→ **Written problem**
Can you quote the records below in full, word for word?

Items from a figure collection
--- --- ---
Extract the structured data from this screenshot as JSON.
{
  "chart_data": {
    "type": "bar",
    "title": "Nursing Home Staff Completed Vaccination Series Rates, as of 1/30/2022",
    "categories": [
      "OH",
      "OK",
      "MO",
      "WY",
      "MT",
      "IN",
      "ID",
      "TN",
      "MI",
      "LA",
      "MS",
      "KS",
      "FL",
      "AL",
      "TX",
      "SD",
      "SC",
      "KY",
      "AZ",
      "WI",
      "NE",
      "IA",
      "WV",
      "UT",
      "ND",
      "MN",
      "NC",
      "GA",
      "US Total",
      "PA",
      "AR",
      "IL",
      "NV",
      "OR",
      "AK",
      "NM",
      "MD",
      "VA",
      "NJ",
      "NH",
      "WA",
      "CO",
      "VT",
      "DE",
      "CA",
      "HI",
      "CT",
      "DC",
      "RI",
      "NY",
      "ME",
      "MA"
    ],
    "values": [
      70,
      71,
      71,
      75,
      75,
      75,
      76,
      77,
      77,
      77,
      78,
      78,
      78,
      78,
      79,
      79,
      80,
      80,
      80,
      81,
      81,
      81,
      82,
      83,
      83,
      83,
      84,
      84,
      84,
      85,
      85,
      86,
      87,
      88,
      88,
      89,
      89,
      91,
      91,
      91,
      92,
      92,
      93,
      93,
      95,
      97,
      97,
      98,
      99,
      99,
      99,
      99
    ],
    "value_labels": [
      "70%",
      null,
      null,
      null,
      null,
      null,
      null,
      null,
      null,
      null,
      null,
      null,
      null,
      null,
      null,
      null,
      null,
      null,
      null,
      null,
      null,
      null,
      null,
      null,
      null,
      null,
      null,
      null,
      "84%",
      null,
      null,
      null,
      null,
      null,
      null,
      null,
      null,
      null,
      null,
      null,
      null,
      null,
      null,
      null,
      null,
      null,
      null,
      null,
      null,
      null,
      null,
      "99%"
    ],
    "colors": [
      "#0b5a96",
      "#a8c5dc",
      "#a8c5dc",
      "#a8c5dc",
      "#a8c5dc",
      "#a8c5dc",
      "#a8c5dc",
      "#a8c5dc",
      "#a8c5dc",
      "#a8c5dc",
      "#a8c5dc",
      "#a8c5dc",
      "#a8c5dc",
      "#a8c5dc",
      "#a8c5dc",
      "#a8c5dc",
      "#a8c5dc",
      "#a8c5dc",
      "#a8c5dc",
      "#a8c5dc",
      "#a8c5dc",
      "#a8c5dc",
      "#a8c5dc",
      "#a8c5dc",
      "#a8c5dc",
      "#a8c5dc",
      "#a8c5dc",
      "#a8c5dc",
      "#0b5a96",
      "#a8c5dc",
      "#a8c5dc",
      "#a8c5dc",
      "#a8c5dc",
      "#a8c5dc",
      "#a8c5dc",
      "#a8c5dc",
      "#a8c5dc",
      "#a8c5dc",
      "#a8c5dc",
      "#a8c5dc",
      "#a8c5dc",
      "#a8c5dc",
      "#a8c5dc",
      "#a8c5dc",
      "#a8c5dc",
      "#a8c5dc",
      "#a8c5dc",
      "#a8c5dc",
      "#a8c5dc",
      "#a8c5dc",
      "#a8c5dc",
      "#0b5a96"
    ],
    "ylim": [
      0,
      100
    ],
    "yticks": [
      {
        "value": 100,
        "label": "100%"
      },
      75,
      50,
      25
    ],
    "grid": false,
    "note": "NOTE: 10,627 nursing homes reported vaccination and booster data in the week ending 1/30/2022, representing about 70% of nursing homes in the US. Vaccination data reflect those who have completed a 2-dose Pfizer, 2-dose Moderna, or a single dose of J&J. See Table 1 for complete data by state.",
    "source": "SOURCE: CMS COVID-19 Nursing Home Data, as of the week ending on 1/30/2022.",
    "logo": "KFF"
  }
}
--- --- ---
→ **Result for this task**
Extract the structured data from this screenshot as JSON.
{
  "chart_data": {
    "type": "bar",
    "title": "Nursing Home Staff Completed Vaccination Series Rates, as of 1/30/2022",
    "categories": [
      "OH",
      "OK",
      "MO",
      "WY",
      "MT",
      "IN",
      "ID",
      "TN",
      "MI",
      "LA",
      "MS",
      "KS",
      "FL",
      "AL",
      "TX",
      "SD",
      "SC",
      "KY",
      "AZ",
      "WI",
      "NE",
      "IA",
      "WV",
      "UT",
      "ND",
      "MN",
      "NC",
      "GA",
      "US Total",
      "PA",
      "AR",
      "IL",
      "NV",
      "OR",
      "AK",
      "NM",
      "MD",
      "VA",
      "NJ",
      "NH",
      "WA",
      "CO",
      "VT",
      "DE",
      "CA",
      "HI",
      "CT",
      "DC",
      "RI",
      "NY",
      "ME",
      "MA"
    ],
    "values": [
      70,
      71,
      71,
      75,
      75,
      75,
      76,
      77,
      77,
      77,
      78,
      78,
      78,
      78,
      79,
      79,
      80,
      80,
      80,
      81,
      81,
      81,
      82,
      83,
      83,
      83,
      84,
      84,
      84,
      85,
      85,
      86,
      87,
      88,
      88,
      89,
      89,
      91,
      91,
      91,
      92,
      92,
      93,
      93,
      95,
      97,
      97,
      98,
      99,
      99,
      99,
      99
    ],
    "value_labels": [
      "70%",
      null,
      null,
      null,
      null,
      null,
      null,
      null,
      null,
      null,
      null,
      null,
      null,
      null,
      null,
      null,
      null,
      null,
      null,
      null,
      null,
      null,
      null,
      null,
      null,
      null,
      null,
      null,
      "84%",
      null,
      null,
      null,
      null,
      null,
      null,
      null,
      null,
      null,
      null,
      null,
      null,
      null,
      null,
      null,
      null,
      null,
      null,
      null,
      null,
      null,
      null,
      "99%"
    ],
    "colors": [
      "#0b5a96",
      "#a8c5dc",
      "#a8c5dc",
      "#a8c5dc",
      "#a8c5dc",
      "#a8c5dc",
      "#a8c5dc",
      "#a8c5dc",
      "#a8c5dc",
      "#a8c5dc",
      "#a8c5dc",
      "#a8c5dc",
      "#a8c5dc",
      "#a8c5dc",
      "#a8c5dc",
      "#a8c5dc",
      "#a8c5dc",
      "#a8c5dc",
      "#a8c5dc",
      "#a8c5dc",
      "#a8c5dc",
      "#a8c5dc",
      "#a8c5dc",
      "#a8c5dc",
      "#a8c5dc",
      "#a8c5dc",
      "#a8c5dc",
      "#a8c5dc",
      "#0b5a96",
      "#a8c5dc",
      "#a8c5dc",
      "#a8c5dc",
      "#a8c5dc",
      "#a8c5dc",
      "#a8c5dc",
      "#a8c5dc",
      "#a8c5dc",
      "#a8c5dc",
      "#a8c5dc",
      "#a8c5dc",
      "#a8c5dc",
      "#a8c5dc",
      "#a8c5dc",
      "#a8c5dc",
      "#a8c5dc",
      "#a8c5dc",
      "#a8c5dc",
      "#a8c5dc",
      "#a8c5dc",
      "#a8c5dc",
      "#a8c5dc",
      "#0b5a96"
    ],
    "ylim": [
      0,
      100
    ],
    "yticks": [
      {
        "value": 100,
        "label": "100%"
      },
      75,
      50,
      25
    ],
    "grid": false,
    "note": "NOTE: 10,627 nursing homes reported vaccination and booster data in the week ending 1/30/2022, representing about 70% of nursing homes in the US. Vaccination data reflect those who have completed a 2-dose Pfizer, 2-dose Moderna, or a single dose of J&J. See Table 1 for complete data by state.",
    "source": "SOURCE: CMS COVID-19 Nursing Home Data, as of the week ending on 1/30/2022.",
    "logo": "KFF"
  }
}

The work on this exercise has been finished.